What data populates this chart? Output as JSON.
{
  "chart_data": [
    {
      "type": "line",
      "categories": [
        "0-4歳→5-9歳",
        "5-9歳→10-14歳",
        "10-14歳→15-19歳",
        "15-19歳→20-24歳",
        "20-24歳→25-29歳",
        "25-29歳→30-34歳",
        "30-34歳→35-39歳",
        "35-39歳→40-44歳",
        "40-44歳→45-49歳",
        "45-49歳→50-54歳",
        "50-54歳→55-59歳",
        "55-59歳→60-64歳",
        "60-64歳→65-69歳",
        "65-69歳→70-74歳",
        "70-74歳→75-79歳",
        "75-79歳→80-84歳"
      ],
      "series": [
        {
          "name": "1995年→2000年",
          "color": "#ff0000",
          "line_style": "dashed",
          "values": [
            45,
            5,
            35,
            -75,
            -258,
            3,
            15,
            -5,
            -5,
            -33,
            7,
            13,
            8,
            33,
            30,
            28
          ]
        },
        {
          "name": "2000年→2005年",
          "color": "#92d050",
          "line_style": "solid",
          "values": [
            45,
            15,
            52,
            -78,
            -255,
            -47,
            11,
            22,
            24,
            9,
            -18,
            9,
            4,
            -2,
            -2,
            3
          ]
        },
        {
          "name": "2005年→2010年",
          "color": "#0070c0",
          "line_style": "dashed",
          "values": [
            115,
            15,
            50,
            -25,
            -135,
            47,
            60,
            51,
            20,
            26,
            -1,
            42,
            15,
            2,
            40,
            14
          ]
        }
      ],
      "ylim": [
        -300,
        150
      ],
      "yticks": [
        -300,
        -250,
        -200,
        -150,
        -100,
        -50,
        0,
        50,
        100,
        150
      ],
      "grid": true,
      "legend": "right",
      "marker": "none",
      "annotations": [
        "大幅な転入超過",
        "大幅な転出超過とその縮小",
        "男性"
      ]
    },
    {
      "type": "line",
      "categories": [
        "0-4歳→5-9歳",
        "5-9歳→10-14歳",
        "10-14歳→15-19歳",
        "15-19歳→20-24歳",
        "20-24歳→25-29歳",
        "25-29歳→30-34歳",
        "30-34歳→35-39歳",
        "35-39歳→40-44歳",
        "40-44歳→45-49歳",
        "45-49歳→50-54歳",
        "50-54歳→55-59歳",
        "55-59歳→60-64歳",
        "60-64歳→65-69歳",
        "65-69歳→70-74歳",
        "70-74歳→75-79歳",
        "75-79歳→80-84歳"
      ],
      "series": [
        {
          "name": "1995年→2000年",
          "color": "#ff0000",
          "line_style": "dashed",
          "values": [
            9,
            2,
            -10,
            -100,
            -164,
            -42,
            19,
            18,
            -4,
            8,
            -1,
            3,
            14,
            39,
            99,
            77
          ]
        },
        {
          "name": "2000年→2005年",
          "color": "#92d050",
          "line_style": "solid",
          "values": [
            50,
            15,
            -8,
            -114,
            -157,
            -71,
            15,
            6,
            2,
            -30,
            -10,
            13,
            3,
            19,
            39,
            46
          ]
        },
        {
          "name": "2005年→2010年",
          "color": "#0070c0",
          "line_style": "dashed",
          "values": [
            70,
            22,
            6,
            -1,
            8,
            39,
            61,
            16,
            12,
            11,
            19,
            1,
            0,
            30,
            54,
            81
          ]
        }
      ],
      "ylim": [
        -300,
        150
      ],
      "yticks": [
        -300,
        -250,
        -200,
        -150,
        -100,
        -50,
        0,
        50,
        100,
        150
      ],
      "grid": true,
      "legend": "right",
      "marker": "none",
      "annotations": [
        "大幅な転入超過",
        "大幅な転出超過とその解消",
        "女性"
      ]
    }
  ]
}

• • • • • • •

- WORK INSTRUCTIONS
Reproduce the listing shown above in its entirety, exactly.

- REPLY TO THE EXERCISE
What data populates this chart? Output as JSON.
{
  "chart_data": [
    {
      "type": "line",
      "categories": [
        "0-4歳→5-9歳",
        "5-9歳→10-14歳",
        "10-14歳→15-19歳",
        "15-19歳→20-24歳",
        "20-24歳→25-29歳",
        "25-29歳→30-34歳",
        "30-34歳→35-39歳",
        "35-39歳→40-44歳",
        "40-44歳→45-49歳",
        "45-49歳→50-54歳",
        "50-54歳→55-59歳",
        "55-59歳→60-64歳",
        "60-64歳→65-69歳",
        "65-69歳→70-74歳",
        "70-74歳→75-79歳",
        "75-79歳→80-84歳"
      ],
      "series": [
        {
          "name": "1995年→2000年",
          "color": "#ff0000",
          "line_style": "dashed",
          "values": [
            45,
            5,
            35,
            -75,
            -258,
            3,
            15,
            -5,
            -5,
            -33,
            7,
            13,
            8,
            33,
            30,
            28
          ]
        },
        {
          "name": "2000年→2005年",
          "color": "#92d050",
          "line_style": "solid",
          "values": [
            45,
            15,
            52,
            -78,
            -255,
            -47,
            11,
            22,
            24,
            9,
            -18,
            9,
            4,
            -2,
            -2,
            3
          ]
        },
        {
          "name": "2005年→2010年",
          "color": "#0070c0",
          "line_style": "dashed",
          "values": [
            115,
            15,
            50,
            -25,
            -135,
            47,
            60,
            51,
            20,
            26,
            -1,
            42,
            15,
            2,
            40,
            14
          ]
        }
      ],
      "ylim": [
        -300,
        150
      ],
      "yticks": [
        -300,
        -250,
        -200,
        -150,
        -100,
        -50,
        0,
        50,
        100,
        150
      ],
      "grid": true,
      "legend": "right",
      "marker": "none",
      "annotations": [
        "大幅な転入超過",
        "大幅な転出超過とその縮小",
        "男性"
      ]
    },
    {
      "type": "line",
      "categories": [
        "0-4歳→5-9歳",
        "5-9歳→10-14歳",
        "10-14歳→15-19歳",
        "15-19歳→20-24歳",
        "20-24歳→25-29歳",
        "25-29歳→30-34歳",
        "30-34歳→35-39歳",
        "35-39歳→40-44歳",
        "40-44歳→45-49歳",
        "45-49歳→50-54歳",
        "50-54歳→55-59歳",
        "55-59歳→60-64歳",
        "60-64歳→65-69歳",
        "65-69歳→70-74歳",
        "70-74歳→75-79歳",
        "75-79歳→80-84歳"
      ],
      "series": [
        {
          "name": "1995年→2000年",
          "color": "#ff0000",
          "line_style": "dashed",
          "values": [
            9,
            2,
            -10,
            -100,
            -164,
            -42,
            19,
            18,
            -4,
            8,
            -1,
            3,
            14,
            39,
            99,
            77
          ]
        },
        {
          "name": "2000年→2005年",
          "color": "#92d050",
          "line_style": "solid",
          "values": [
            50,
            15,
            -8,
            -114,
            -157,
            -71,
            15,
            6,
            2,
            -30,
            -10,
            13,
            3,
            19,
            39,
            46
          ]
        },
        {
          "name": "2005年→2010年",
          "color": "#0070c0",
          "line_style": "dashed",
          "values": [
            70,
            22,
            6,
            -1,
            8,
            39,
            61,
            16,
            12,
            11,
            19,
            1,
            0,
            30,
            54,
            81
          ]
        }
      ],
      "ylim": [
        -300,
        150
      ],
      "yticks": [
        -300,
        -250,
        -200,
        -150,
        -100,
        -50,
        0,
        50,
        100,
        150
      ],
      "grid": true,
      "legend": "right",
      "marker": "none",
      "annotations": [
        "大幅な転入超過",
        "大幅な転出超過とその解消",
        "女性"
      ]
    }
  ]
}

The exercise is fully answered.